# Exercise objective
From the CrossFakers text, copy word for word the span that starts at the words "CrossFakers. They walk" and stops after the words "off my bar!".

[[ Reading text, beginning ]]

CrossFakers

CrossFakers. They walk the earth, like zombies, in different forms. You’ve seen them. Learn to identify the different types:

The Poser: “I CrossFit because it’s so cool and I am the coolest person ever. If you’re not doing RX, don’t even talk to me. Hey Grandma, get your paws off my bar!

The Cheater: “I’m a bad a** motherf******! Standards? Those are for losers! I’m a winner! Big dawgs only!”

The Instant Expert: “I just got my L1  and I don’t need anything else. I already know EVERYTHING so shut up and listen to me. Let’s do some snatch balance hang clean muscle-up wall-balls until we puke! I’m opening my gym tomorrow!”

The Pretender: “CrossFitness classes here! We’re not an affiliate but we look, smell, eat, and pretend like we are! We have no conscience and we don’t care! Stealing is okay by us!”

The I Was Here First: “Everyone who started CrossFitting after the birth of Christ is beneath me. I am the pure and the holy. No one should be allowed to WOD but me and a select few of my elite apostles.”

Remember: the CrossFakers are not evil nor are they harmful, but only toxic in large doses or if taken too seriously. So, limit your exposure and stay safe. If you have been exposed to high levels of CrossFakery, simply give yourself the antidote: get to the closest head-not-up-their-buttinksi real-world affiliate and perform any workout from the 2009 CrossFit Games — you’ll be okay. “Grace” in your garage will also save you. But hurry, save yourself before it’s too late.

[[ Reading text, end ]]
[[ Data listing, beginning ]]

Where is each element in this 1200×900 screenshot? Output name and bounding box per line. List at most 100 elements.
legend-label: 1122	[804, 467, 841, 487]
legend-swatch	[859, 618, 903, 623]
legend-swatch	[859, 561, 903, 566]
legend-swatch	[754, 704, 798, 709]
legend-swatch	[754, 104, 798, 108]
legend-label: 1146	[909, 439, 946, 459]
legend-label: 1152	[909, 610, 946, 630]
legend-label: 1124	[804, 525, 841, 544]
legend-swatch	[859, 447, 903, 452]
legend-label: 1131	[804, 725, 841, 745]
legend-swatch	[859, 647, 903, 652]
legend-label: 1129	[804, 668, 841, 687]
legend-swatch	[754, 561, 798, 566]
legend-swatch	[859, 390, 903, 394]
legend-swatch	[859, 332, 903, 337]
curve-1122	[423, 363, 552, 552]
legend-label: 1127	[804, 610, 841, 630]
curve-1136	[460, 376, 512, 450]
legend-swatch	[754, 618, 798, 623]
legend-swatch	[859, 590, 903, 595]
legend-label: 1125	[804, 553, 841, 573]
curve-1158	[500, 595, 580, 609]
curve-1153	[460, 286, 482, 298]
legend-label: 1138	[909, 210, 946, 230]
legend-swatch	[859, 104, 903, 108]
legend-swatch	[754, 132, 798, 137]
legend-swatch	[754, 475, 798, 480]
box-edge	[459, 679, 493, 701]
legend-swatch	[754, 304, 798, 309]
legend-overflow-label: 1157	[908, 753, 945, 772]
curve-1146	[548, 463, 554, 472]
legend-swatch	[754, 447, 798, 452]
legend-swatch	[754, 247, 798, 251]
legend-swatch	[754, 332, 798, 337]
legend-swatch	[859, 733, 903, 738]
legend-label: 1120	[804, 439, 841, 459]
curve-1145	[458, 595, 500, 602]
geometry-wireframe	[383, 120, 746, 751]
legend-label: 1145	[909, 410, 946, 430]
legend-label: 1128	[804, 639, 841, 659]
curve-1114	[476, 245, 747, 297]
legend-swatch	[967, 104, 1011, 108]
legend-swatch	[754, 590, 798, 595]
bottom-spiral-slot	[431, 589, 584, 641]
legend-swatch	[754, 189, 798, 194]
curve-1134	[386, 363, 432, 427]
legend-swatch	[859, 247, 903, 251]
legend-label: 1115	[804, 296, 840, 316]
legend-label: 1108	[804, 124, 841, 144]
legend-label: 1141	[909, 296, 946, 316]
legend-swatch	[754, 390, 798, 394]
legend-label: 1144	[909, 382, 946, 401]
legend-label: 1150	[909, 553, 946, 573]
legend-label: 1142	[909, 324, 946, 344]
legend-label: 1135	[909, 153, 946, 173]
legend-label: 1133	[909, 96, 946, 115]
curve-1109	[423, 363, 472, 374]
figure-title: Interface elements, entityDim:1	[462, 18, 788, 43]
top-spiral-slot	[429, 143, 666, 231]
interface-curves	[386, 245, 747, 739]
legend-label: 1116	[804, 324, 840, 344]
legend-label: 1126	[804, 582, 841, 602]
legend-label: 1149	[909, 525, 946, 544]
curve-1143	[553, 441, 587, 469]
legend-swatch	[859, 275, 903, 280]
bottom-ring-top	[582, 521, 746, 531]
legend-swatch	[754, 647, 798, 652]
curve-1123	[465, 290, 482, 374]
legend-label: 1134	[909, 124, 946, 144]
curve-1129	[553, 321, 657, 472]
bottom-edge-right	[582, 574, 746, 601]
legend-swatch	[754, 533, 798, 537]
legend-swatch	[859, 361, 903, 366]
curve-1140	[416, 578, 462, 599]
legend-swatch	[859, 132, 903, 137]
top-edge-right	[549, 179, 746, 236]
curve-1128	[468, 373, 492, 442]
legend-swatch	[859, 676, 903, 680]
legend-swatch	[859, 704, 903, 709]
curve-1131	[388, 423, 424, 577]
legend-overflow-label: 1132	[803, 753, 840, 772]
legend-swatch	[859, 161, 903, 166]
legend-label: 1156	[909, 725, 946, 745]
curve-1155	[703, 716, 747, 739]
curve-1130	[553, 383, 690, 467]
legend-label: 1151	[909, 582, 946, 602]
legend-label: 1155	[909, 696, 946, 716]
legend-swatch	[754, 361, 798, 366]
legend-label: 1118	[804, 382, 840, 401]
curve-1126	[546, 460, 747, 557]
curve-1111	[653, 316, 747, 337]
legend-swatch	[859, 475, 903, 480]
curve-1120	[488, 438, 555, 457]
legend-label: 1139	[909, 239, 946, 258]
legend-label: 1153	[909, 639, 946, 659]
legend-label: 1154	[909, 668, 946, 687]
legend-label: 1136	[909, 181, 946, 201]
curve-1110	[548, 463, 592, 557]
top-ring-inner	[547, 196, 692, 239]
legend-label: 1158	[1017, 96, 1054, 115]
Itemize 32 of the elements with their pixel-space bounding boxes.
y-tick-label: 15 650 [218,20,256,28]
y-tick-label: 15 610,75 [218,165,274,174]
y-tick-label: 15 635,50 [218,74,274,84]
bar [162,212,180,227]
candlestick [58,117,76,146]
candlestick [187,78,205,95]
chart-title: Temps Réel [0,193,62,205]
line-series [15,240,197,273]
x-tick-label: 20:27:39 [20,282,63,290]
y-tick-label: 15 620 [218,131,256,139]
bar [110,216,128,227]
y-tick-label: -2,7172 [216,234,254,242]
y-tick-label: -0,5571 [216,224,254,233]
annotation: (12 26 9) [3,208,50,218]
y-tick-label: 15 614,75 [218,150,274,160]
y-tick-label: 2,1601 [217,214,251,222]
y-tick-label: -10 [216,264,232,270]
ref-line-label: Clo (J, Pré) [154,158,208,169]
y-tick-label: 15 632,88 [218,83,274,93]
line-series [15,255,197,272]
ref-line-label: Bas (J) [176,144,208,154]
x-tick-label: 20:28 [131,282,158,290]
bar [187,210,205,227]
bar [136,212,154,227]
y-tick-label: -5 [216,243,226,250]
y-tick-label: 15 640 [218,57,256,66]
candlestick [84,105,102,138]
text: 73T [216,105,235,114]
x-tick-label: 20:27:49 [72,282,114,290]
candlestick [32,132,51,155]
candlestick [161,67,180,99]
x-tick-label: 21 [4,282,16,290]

[[ Data listing, end ]]

# Your response
CrossFakers. They walk the earth, like zombies, in different forms. You’ve seen them. Learn to identify the different types:

The Poser: “I CrossFit because it’s so cool and I am the coolest person ever. If you’re not doing RX, don’t even talk to me. Hey Grandma, get your paws off my bar!